WHAT YOU WILL DO
The records below are split into lines. How many of those lines contain the string "this"? Reply with the number only.
_ _ _
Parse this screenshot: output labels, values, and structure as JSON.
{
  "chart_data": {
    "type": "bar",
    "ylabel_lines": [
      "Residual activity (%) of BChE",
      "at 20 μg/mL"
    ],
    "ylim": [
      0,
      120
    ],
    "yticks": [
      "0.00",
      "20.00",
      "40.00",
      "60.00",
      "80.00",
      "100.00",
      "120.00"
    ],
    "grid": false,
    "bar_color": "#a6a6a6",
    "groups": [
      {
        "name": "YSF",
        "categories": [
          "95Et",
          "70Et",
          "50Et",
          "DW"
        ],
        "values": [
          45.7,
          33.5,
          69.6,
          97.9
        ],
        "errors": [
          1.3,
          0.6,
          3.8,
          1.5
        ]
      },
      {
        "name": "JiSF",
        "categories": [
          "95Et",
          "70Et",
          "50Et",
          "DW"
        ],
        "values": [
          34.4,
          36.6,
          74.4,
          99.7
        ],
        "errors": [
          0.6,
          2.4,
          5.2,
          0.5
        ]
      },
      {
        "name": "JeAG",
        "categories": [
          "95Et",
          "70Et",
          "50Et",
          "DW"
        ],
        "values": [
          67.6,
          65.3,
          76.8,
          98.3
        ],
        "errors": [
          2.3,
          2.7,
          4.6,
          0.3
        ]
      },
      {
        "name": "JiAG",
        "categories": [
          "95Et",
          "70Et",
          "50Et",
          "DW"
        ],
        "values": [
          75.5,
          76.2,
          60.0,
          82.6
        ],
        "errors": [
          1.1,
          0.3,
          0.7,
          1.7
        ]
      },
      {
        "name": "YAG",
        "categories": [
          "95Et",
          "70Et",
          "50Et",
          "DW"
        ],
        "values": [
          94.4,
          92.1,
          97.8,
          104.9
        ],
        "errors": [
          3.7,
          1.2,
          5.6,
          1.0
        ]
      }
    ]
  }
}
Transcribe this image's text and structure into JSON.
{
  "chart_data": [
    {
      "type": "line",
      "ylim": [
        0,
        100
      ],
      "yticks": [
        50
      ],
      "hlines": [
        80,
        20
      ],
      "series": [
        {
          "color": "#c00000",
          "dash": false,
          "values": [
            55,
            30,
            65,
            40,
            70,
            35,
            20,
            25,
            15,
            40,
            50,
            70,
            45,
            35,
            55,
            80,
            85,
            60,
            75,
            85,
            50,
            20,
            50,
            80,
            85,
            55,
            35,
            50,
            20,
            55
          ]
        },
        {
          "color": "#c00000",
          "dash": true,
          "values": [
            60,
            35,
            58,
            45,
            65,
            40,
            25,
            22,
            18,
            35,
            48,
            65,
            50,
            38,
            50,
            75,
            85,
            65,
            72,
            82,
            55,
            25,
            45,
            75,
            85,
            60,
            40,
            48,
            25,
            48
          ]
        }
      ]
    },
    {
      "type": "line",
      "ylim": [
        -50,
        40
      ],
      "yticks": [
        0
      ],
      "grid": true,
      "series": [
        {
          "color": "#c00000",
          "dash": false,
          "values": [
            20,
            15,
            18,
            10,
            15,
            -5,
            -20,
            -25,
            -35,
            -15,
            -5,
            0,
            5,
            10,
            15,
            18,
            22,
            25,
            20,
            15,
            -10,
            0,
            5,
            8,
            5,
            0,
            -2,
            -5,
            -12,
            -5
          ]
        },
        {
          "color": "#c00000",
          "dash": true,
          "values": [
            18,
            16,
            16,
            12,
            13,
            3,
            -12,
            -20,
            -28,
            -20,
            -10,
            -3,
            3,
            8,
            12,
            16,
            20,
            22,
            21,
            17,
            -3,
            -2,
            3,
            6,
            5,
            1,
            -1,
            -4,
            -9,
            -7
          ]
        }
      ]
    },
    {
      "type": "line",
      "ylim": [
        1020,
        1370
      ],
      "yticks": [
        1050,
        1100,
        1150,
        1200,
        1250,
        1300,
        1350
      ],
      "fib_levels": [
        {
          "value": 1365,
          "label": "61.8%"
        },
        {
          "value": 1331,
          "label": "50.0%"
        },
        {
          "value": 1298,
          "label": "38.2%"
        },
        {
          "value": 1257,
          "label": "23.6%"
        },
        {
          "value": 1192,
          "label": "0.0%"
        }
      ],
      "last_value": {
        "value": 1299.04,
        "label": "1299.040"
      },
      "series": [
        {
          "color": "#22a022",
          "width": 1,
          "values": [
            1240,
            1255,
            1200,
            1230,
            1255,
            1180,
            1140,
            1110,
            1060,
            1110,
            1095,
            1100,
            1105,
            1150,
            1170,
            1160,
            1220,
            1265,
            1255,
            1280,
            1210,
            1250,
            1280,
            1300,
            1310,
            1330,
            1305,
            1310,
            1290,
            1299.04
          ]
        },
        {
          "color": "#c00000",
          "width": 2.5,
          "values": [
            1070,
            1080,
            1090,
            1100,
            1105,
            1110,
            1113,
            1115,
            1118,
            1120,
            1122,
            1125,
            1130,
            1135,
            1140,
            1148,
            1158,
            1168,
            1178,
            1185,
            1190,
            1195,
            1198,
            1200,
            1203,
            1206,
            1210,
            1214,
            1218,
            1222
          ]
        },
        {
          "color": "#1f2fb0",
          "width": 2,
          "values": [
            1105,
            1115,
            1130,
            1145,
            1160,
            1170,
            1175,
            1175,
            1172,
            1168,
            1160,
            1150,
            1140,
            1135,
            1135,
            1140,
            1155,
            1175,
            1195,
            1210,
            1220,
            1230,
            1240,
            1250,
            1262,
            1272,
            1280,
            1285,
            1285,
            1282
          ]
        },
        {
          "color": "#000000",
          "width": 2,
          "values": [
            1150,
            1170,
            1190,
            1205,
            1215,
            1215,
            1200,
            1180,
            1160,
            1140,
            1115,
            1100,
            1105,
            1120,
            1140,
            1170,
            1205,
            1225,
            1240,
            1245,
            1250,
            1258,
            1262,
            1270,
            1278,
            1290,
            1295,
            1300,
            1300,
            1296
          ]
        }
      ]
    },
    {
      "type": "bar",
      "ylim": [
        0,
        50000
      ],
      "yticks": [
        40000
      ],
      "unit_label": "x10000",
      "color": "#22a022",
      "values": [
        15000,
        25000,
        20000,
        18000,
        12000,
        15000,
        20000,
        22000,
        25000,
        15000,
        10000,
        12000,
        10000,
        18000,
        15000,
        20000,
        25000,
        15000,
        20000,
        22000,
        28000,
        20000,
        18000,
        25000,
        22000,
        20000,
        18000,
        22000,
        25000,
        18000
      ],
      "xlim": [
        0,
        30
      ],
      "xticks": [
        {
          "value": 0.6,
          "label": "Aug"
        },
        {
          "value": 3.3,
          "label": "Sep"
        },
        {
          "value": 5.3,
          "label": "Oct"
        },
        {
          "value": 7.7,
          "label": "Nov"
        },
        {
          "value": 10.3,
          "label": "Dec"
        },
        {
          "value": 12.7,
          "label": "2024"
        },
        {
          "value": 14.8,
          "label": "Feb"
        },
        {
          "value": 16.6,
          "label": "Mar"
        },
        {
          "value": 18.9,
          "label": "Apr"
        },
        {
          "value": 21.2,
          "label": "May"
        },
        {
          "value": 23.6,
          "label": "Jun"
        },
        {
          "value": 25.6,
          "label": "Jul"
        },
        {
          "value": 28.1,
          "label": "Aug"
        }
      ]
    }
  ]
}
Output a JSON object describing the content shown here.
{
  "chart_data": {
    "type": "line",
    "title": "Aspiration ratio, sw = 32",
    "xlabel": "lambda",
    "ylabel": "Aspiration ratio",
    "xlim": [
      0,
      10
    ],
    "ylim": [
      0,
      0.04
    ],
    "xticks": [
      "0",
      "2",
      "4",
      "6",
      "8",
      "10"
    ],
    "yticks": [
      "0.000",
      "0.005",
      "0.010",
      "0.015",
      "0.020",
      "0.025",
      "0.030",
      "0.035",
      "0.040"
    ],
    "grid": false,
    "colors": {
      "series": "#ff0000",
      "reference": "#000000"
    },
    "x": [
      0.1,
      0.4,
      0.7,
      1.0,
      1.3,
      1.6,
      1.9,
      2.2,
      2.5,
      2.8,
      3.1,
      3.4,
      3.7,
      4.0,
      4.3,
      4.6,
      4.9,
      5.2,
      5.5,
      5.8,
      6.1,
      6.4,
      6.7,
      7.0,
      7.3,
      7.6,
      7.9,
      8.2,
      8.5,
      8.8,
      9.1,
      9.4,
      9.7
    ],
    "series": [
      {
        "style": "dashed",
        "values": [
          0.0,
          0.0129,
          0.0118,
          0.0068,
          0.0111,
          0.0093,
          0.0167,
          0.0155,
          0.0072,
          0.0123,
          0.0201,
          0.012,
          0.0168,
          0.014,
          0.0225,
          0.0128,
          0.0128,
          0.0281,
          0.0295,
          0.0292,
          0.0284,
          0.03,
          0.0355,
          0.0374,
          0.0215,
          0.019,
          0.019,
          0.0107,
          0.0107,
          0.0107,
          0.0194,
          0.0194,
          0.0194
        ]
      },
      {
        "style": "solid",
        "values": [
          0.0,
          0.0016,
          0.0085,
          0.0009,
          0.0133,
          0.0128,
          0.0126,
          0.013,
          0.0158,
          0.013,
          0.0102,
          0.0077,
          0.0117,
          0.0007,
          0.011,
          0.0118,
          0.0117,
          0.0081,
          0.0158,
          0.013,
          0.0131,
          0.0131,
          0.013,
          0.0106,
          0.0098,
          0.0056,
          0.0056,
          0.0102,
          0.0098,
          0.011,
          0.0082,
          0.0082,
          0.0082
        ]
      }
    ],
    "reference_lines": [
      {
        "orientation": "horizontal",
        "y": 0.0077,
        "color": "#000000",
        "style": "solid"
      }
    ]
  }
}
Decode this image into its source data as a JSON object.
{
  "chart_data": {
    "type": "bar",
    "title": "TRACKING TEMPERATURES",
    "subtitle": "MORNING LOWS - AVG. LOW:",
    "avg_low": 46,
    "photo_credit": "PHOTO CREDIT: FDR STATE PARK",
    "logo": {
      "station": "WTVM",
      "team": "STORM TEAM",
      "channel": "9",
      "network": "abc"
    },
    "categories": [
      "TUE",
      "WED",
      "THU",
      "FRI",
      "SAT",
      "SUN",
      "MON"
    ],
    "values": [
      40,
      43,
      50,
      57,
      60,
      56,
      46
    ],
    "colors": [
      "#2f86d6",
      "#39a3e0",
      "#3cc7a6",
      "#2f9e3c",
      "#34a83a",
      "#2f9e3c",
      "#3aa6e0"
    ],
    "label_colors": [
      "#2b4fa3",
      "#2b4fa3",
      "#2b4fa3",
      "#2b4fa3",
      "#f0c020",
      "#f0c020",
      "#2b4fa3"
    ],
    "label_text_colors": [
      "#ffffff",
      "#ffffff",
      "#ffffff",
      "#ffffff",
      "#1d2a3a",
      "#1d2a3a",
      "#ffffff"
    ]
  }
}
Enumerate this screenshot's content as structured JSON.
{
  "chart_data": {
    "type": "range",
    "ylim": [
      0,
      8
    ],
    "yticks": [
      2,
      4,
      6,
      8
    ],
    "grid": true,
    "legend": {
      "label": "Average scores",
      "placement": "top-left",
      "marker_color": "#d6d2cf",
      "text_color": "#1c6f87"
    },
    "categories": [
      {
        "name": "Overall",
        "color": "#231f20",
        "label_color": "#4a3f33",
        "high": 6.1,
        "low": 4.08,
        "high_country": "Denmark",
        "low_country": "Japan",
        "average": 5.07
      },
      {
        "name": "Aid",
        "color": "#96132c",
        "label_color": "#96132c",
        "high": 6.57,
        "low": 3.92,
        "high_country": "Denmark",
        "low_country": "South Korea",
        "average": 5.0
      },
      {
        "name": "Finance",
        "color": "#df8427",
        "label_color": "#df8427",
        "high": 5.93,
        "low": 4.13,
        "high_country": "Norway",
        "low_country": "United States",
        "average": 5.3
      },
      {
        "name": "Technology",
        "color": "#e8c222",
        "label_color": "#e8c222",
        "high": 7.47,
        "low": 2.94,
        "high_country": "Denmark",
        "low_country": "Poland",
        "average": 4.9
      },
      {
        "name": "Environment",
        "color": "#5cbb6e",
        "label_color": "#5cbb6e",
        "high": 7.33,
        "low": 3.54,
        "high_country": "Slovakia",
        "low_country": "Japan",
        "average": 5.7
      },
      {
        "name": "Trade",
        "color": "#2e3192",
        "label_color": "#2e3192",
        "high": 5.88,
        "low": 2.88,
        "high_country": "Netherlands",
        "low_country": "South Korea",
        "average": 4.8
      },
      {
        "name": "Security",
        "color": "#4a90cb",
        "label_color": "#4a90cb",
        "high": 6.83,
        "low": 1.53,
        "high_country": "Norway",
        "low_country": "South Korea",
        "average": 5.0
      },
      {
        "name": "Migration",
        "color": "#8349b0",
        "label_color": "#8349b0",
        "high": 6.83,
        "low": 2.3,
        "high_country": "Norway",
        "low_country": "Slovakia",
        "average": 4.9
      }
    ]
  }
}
_ _ _
RIGHT ANSWER
4